[Given information]
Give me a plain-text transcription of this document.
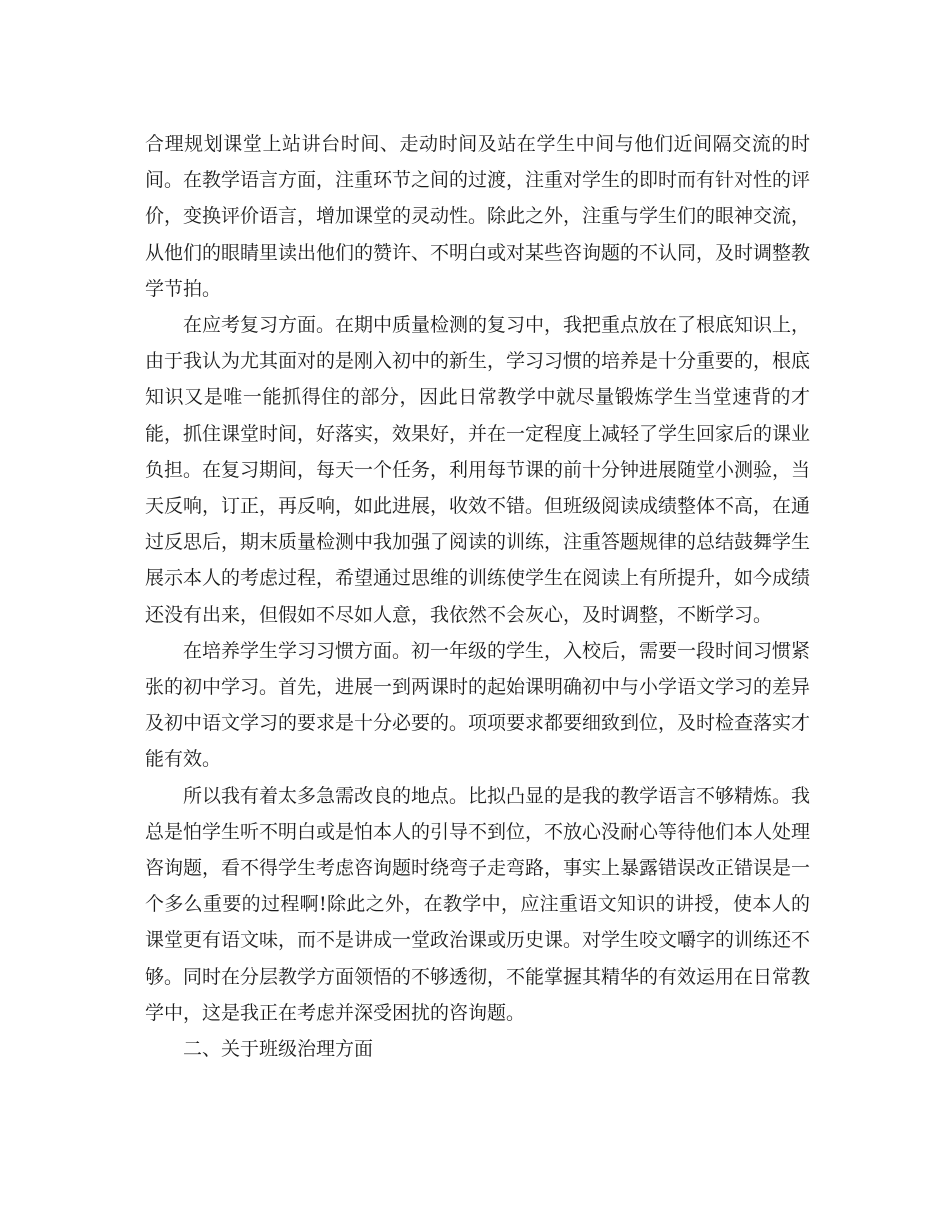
合理规划课堂上站讲台时间、走动时间及站在学生中间与他们近间隔交流的时间。在教学语言方面，注重环节之间的过渡，注重对学生的即时而有针对性的评价，变换评价语言，增加课堂的灵动性。除此之外，注重与学生们的眼神交流，从他们的眼睛里读出他们的赞许、不明白或对某些咨询题的不认同，及时调整教学节拍。

在应考复习方面。在期中质量检测的复习中，我把重点放在了根底知识上，由于我认为尤其面对的是刚入初中的新生，学习习惯的培养是十分重要的，根底知识又是唯一能抓得住的部分，因此日常教学中就尽量锻炼学生当堂速背的才能，抓住课堂时间，好落实，效果好，并在一定程度上减轻了学生回家后的课业负担。在复习期间，每天一个任务，利用每节课的前十分钟进展随堂小测验，当天反响，订正，再反响，如此进展，收效不错。但班级阅读成绩整体不高，在通过反思后，期末质量检测中我加强了阅读的训练，注重答题规律的总结鼓舞学生展示本人的考虑过程，希望通过思维的训练使学生在阅读上有所提升，如今成绩还没有出来，但假如不尽如人意，我依然不会灰心，及时调整，不断学习。

在培养学生学习习惯方面。初一年级的学生，入校后，需要一段时间习惯紧张的初中学习。首先，进展一到两课时的起始课明确初中与小学语文学习的差异及初中语文学习的要求是十分必要的。项项要求都要细致到位，及时检查落实才能有效。

所以我有着太多急需改良的地点。比拟凸显的是我的教学语言不够精炼。我总是怕学生听不明白或是怕本人的引导不到位，不放心没耐心等待他们本人处理咨询题，看不得学生考虑咨询题时绕弯子走弯路，事实上暴露错误改正错误是一个多么重要的过程啊!除此之外，在教学中，应注重语文知识的讲授，使本人的课堂更有语文味，而不是讲成一堂政治课或历史课。对学生咬文嚼字的训练还不够。同时在分层教学方面领悟的不够透彻，不能掌握其精华的有效运用在日常教学中，这是我正在考虑并深受困扰的咨询题。

二、关于班级治理方面
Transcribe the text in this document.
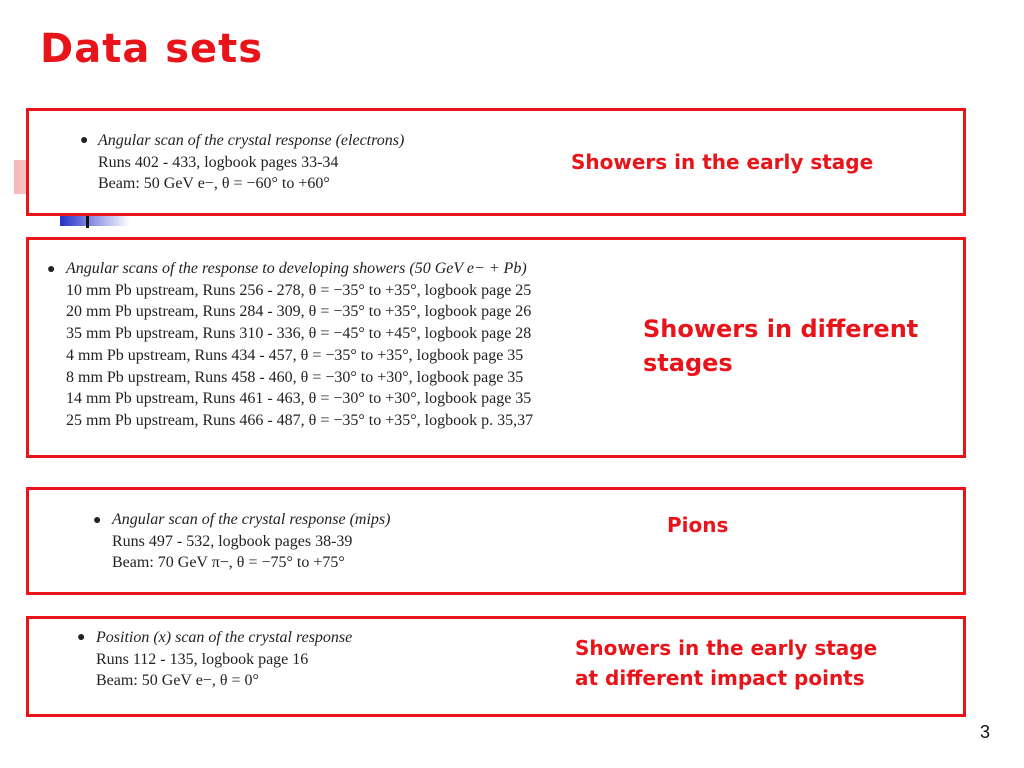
Data sets
● Angular scan of the crystal response (electrons)
Runs 402 - 433, logbook pages 33-34
Beam: 50 GeV e−, θ = −60° to +60°
Showers in the early stage
● Angular scans of the response to developing showers (50 GeV e− + Pb)
10 mm Pb upstream, Runs 256 - 278, θ = −35° to +35°, logbook page 25
20 mm Pb upstream, Runs 284 - 309, θ = −35° to +35°, logbook page 26
35 mm Pb upstream, Runs 310 - 336, θ = −45° to +45°, logbook page 28
4 mm Pb upstream, Runs 434 - 457, θ = −35° to +35°, logbook page 35
8 mm Pb upstream, Runs 458 - 460, θ = −30° to +30°, logbook page 35
14 mm Pb upstream, Runs 461 - 463, θ = −30° to +30°, logbook page 35
25 mm Pb upstream, Runs 466 - 487, θ = −35° to +35°, logbook p. 35,37
Showers in different
stages
● Angular scan of the crystal response (mips)
Runs 497 - 532, logbook pages 38-39
Beam: 70 GeV π−, θ = −75° to +75°
Pions
● Position (x) scan of the crystal response
Runs 112 - 135, logbook page 16
Beam: 50 GeV e−, θ = 0°
Showers in the early stage
at different impact points
3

[What is being asked] What count of lines in the listing contain the word "crystal"? Reply with the number only.

[Solution to this problem] 3